--- Start of Input data ---

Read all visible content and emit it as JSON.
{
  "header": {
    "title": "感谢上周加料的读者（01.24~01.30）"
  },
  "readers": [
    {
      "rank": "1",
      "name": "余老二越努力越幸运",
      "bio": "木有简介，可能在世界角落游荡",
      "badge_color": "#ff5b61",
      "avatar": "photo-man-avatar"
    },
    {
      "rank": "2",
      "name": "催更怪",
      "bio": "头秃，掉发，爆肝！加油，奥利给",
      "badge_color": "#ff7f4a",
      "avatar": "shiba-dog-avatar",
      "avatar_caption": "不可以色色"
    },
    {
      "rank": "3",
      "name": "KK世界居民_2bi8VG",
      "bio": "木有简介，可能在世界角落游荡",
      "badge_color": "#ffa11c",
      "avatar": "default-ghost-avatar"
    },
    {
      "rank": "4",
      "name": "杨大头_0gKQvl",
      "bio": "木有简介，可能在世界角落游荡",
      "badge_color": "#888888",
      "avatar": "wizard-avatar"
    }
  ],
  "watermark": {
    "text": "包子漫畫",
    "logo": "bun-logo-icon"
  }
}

--- End of Input data ---

• **Problem requirements**: How many lines in the records above contain the word "name"? Reply with the number and nothing more.

• **Exercise output**: 4